*** EXCERPTED RECORDS Section Begins ***
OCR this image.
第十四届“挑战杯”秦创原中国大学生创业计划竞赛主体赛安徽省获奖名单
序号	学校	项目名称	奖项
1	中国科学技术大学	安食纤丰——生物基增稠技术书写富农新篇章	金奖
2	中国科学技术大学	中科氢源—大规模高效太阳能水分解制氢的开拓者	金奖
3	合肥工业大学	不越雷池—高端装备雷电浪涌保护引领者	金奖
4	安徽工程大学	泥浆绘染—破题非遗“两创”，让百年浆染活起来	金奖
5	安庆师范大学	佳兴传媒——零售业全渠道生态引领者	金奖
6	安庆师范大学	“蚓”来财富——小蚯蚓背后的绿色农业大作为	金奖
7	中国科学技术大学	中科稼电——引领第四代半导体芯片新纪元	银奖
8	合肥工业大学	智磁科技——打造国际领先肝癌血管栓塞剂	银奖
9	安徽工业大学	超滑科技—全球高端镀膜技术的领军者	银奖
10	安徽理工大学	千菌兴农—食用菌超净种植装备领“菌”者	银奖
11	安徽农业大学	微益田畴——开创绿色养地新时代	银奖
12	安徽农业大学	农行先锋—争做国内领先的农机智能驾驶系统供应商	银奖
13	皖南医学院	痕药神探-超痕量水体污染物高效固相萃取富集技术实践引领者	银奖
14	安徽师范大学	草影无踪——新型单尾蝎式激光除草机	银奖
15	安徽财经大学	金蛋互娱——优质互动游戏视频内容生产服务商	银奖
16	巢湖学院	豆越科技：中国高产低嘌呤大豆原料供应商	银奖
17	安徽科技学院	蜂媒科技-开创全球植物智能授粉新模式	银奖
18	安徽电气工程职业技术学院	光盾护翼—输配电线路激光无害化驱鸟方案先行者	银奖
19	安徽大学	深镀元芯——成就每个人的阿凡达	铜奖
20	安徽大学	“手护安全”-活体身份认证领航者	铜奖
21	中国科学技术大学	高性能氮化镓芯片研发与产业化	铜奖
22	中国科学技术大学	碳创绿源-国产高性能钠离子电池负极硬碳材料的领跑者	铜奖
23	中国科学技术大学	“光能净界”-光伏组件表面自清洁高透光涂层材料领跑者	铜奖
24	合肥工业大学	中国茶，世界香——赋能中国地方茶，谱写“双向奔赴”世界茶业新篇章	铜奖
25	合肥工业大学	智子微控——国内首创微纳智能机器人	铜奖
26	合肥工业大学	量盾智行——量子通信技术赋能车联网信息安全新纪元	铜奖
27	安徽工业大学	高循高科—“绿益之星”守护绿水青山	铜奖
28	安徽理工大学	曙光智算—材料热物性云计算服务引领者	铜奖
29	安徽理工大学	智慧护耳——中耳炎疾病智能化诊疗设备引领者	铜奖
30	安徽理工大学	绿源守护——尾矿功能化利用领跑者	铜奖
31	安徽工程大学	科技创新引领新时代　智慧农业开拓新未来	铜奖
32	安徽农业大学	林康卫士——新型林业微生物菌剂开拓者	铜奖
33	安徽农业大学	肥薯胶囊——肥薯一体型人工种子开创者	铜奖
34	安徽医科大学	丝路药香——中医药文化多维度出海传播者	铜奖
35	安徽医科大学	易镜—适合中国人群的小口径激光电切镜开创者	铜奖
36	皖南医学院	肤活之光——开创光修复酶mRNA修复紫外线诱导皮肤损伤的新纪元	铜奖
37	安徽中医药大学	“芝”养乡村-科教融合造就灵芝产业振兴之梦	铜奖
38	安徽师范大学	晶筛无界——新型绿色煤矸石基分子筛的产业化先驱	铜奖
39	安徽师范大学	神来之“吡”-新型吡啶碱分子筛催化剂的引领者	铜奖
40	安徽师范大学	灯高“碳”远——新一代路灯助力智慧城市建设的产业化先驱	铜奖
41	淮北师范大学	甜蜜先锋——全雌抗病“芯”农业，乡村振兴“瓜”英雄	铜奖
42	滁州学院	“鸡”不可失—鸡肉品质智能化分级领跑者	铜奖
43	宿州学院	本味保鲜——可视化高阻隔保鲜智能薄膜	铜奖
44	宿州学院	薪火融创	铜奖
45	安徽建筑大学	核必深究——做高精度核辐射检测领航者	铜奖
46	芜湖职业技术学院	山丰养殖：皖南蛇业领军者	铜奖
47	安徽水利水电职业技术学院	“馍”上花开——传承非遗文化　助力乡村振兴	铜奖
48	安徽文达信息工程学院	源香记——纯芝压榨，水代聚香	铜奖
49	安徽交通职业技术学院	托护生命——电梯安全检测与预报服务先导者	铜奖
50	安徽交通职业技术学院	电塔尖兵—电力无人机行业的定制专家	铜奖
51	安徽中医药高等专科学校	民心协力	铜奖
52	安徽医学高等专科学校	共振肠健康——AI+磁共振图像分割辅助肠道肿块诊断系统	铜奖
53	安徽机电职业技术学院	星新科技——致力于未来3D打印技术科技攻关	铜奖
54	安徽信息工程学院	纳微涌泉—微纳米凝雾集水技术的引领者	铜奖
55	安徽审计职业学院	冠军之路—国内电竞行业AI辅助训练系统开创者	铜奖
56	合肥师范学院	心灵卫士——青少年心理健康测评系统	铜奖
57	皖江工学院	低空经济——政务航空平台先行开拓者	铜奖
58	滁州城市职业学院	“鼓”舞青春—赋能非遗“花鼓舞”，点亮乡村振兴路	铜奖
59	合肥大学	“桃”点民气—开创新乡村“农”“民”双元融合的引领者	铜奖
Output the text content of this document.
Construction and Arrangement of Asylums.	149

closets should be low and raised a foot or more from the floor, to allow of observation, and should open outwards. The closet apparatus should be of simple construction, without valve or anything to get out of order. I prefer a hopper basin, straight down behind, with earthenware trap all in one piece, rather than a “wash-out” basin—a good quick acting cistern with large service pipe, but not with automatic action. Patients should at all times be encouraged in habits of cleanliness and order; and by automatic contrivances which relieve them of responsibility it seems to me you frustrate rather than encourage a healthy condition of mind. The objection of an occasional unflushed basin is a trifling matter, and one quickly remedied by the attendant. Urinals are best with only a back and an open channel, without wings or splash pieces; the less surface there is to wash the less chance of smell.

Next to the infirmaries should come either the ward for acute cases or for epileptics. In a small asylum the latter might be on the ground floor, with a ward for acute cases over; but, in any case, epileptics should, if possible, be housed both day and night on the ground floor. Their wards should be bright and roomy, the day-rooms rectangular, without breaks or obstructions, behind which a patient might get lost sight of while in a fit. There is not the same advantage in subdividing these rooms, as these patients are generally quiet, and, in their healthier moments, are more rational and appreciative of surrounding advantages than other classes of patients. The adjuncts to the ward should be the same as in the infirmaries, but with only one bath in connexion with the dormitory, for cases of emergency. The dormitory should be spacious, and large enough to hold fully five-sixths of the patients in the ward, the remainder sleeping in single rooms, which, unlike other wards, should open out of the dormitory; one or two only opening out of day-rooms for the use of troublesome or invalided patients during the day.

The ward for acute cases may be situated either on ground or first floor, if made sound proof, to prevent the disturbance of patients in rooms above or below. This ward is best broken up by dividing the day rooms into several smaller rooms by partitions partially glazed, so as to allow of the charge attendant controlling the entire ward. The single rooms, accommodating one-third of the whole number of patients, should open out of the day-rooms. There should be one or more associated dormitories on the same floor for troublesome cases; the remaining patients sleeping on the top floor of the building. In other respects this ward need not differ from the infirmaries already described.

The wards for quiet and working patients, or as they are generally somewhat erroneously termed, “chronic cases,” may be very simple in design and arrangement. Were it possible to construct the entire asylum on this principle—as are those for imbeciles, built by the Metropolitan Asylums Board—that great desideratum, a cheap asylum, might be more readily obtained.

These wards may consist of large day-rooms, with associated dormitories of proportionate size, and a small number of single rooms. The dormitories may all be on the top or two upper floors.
*** EXCERPTED RECORDS Section Ends ***
**EXERCISE DIRECTIONS**
For the word "宿州学院", return every line of the records that holds it.

**TASK RESPONSE**
43	宿州学院	本味保鲜——可视化高阻隔保鲜智能薄膜	铜奖
44	宿州学院	薪火融创	铜奖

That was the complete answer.